What to produce :: Restate the full listing word for word and leave the pictures out.

Records from a dataset:
--- --- ---

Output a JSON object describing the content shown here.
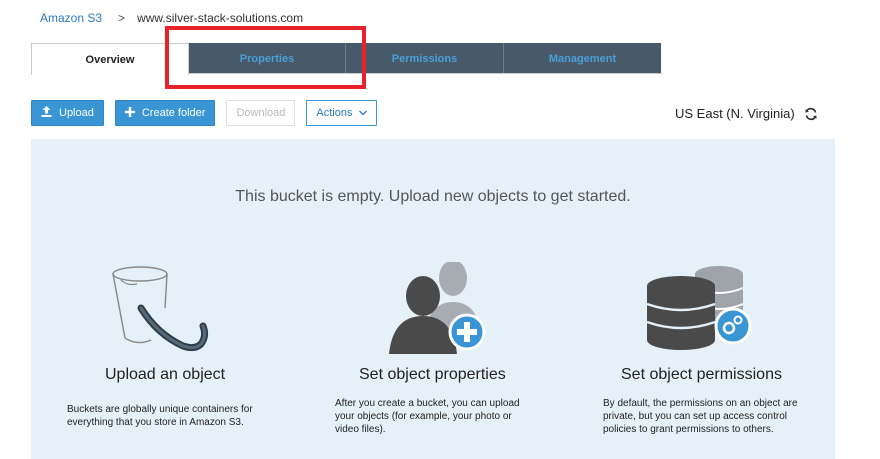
{
  "breadcrumb": {
    "root": "Amazon S3",
    "separator": ">",
    "current": "www.silver-stack-solutions.com"
  },
  "tabs": [
    {
      "label": "Overview",
      "active": true
    },
    {
      "label": "Properties",
      "active": false
    },
    {
      "label": "Permissions",
      "active": false
    },
    {
      "label": "Management",
      "active": false
    }
  ],
  "toolbar": {
    "upload_label": "Upload",
    "create_folder_label": "Create folder",
    "download_label": "Download",
    "actions_label": "Actions"
  },
  "region": "US East (N. Virginia)",
  "empty_state": {
    "message": "This bucket is empty. Upload new objects to get started.",
    "columns": [
      {
        "title": "Upload an object",
        "text_lines": [
          "Buckets are globally unique containers for",
          "everything that you store in Amazon S3."
        ],
        "icon": "bucket-icon"
      },
      {
        "title": "Set object properties",
        "text_lines": [
          "After you create a bucket, you can upload",
          "your objects (for example, your photo or",
          "video files)."
        ],
        "icon": "users-plus-icon"
      },
      {
        "title": "Set object permissions",
        "text_lines": [
          "By default, the permissions on an object are",
          "private, but you can set up access control",
          "policies to grant permissions to others."
        ],
        "icon": "database-gear-icon"
      }
    ]
  },
  "colors": {
    "link": "#2a7bbf",
    "primary_button": "#3a95d4",
    "inactive_tab_bg": "#485a69",
    "panel_bg": "#e6f0f8",
    "highlight": "#e8212b"
  }
}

--- --- ---

Answer below ::
Output a JSON object describing the content shown here.
{
  "breadcrumb": {
    "root": "Amazon S3",
    "separator": ">",
    "current": "www.silver-stack-solutions.com"
  },
  "tabs": [
    {
      "label": "Overview",
      "active": true
    },
    {
      "label": "Properties",
      "active": false
    },
    {
      "label": "Permissions",
      "active": false
    },
    {
      "label": "Management",
      "active": false
    }
  ],
  "toolbar": {
    "upload_label": "Upload",
    "create_folder_label": "Create folder",
    "download_label": "Download",
    "actions_label": "Actions"
  },
  "region": "US East (N. Virginia)",
  "empty_state": {
    "message": "This bucket is empty. Upload new objects to get started.",
    "columns": [
      {
        "title": "Upload an object",
        "text_lines": [
          "Buckets are globally unique containers for",
          "everything that you store in Amazon S3."
        ],
        "icon": "bucket-icon"
      },
      {
        "title": "Set object properties",
        "text_lines": [
          "After you create a bucket, you can upload",
          "your objects (for example, your photo or",
          "video files)."
        ],
        "icon": "users-plus-icon"
      },
      {
        "title": "Set object permissions",
        "text_lines": [
          "By default, the permissions on an object are",
          "private, but you can set up access control",
          "policies to grant permissions to others."
        ],
        "icon": "database-gear-icon"
      }
    ]
  },
  "colors": {
    "link": "#2a7bbf",
    "primary_button": "#3a95d4",
    "inactive_tab_bg": "#485a69",
    "panel_bg": "#e6f0f8",
    "highlight": "#e8212b"
  }
}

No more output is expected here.